(Dataset entries for page text)
»»
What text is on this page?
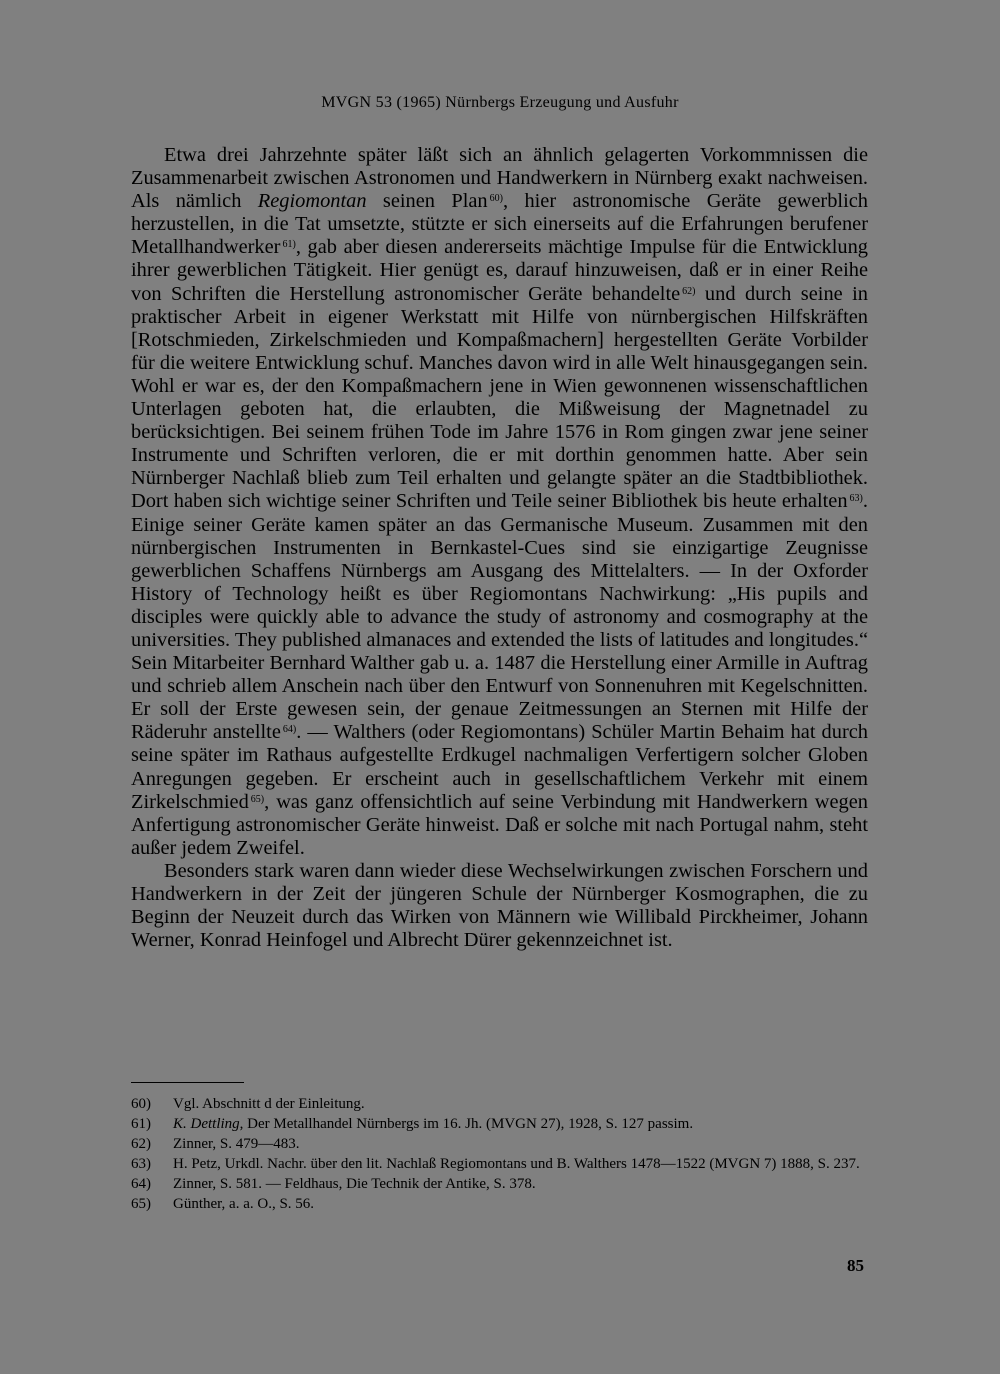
MVGN 53 (1965) Nürnbergs Erzeugung und Ausfuhr

Etwa drei Jahrzehnte später läßt sich an ähnlich gelagerten Vorkommnissen die Zusammenarbeit zwischen Astronomen und Handwerkern in Nürnberg exakt nachweisen. Als nämlich Regiomontan seinen Plan $^{60)}$, hier astronomische Geräte gewerblich herzustellen, in die Tat umsetzte, stützte er sich einerseits auf die Erfahrungen berufener Metallhandwerker $^{61)}$, gab aber diesen andererseits mächtige Impulse für die Entwicklung ihrer gewerblichen Tätigkeit. Hier genügt es, darauf hinzuweisen, daß er in einer Reihe von Schriften die Herstellung astronomischer Geräte behandelte $^{62)}$ und durch seine in praktischer Arbeit in eigener Werkstatt mit Hilfe von nürnbergischen Hilfskräften [Rotschmieden, Zirkelschmieden und Kompaßmachern] hergestellten Geräte Vorbilder für die weitere Entwicklung schuf. Manches davon wird in alle Welt hinausgegangen sein. Wohl er war es, der den Kompaßmachern jene in Wien gewonnenen wissenschaftlichen Unterlagen geboten hat, die erlaubten, die Mißweisung der Magnetnadel zu berücksichtigen. Bei seinem frühen Tode im Jahre 1576 in Rom gingen zwar jene seiner Instrumente und Schriften verloren, die er mit dorthin genommen hatte. Aber sein Nürnberger Nachlaß blieb zum Teil erhalten und gelangte später an die Stadtbibliothek. Dort haben sich wichtige seiner Schriften und Teile seiner Bibliothek bis heute erhalten $^{63)}$. Einige seiner Geräte kamen später an das Germanische Museum. Zusammen mit den nürnbergischen Instrumenten in Bernkastel-Cues sind sie einzigartige Zeugnisse gewerblichen Schaffens Nürnbergs am Ausgang des Mittelalters. — In der Oxforder History of Technology heißt es über Regiomontans Nachwirkung: „His pupils and disciples were quickly able to advance the study of astronomy and cosmography at the universities. They published almanaces and extended the lists of latitudes and longitudes.“ Sein Mitarbeiter Bernhard Walther gab u. a. 1487 die Herstellung einer Armille in Auftrag und schrieb allem Anschein nach über den Entwurf von Sonnenuhren mit Kegelschnitten. Er soll der Erste gewesen sein, der genaue Zeitmessungen an Sternen mit Hilfe der Räderuhr anstellte $^{64)}$. — Walthers (oder Regiomontans) Schüler Martin Behaim hat durch seine später im Rathaus aufgestellte Erdkugel nachmaligen Verfertigern solcher Globen Anregungen gegeben. Er erscheint auch in gesellschaftlichem Verkehr mit einem Zirkelschmied $^{65)}$, was ganz offensichtlich auf seine Verbindung mit Handwerkern wegen Anfertigung astronomischer Geräte hinweist. Daß er solche mit nach Portugal nahm, steht außer jedem Zweifel.

Besonders stark waren dann wieder diese Wechselwirkungen zwischen Forschern und Handwerkern in der Zeit der jüngeren Schule der Nürnberger Kosmographen, die zu Beginn der Neuzeit durch das Wirken von Männern wie Willibald Pirckheimer, Johann Werner, Konrad Heinfogel und Albrecht Dürer gekennzeichnet ist.

60) Vgl. Abschnitt d der Einleitung.
61) K. Dettling, Der Metallhandel Nürnbergs im 16. Jh. (MVGN 27), 1928, S. 127 passim.
62) Zinner, S. 479—483.
63) H. Petz, Urkdl. Nachr. über den lit. Nachlaß Regiomontans und B. Walthers 1478—1522 (MVGN 7) 1888, S. 237.
64) Zinner, S. 581. — Feldhaus, Die Technik der Antike, S. 378.
65) Günther, a. a. O., S. 56.
85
««
__WORK REQUEST__.
Find each line above with the string "MVGN", then report how many there are. Write only the number.

__EXERCISE OUTPUT__.
3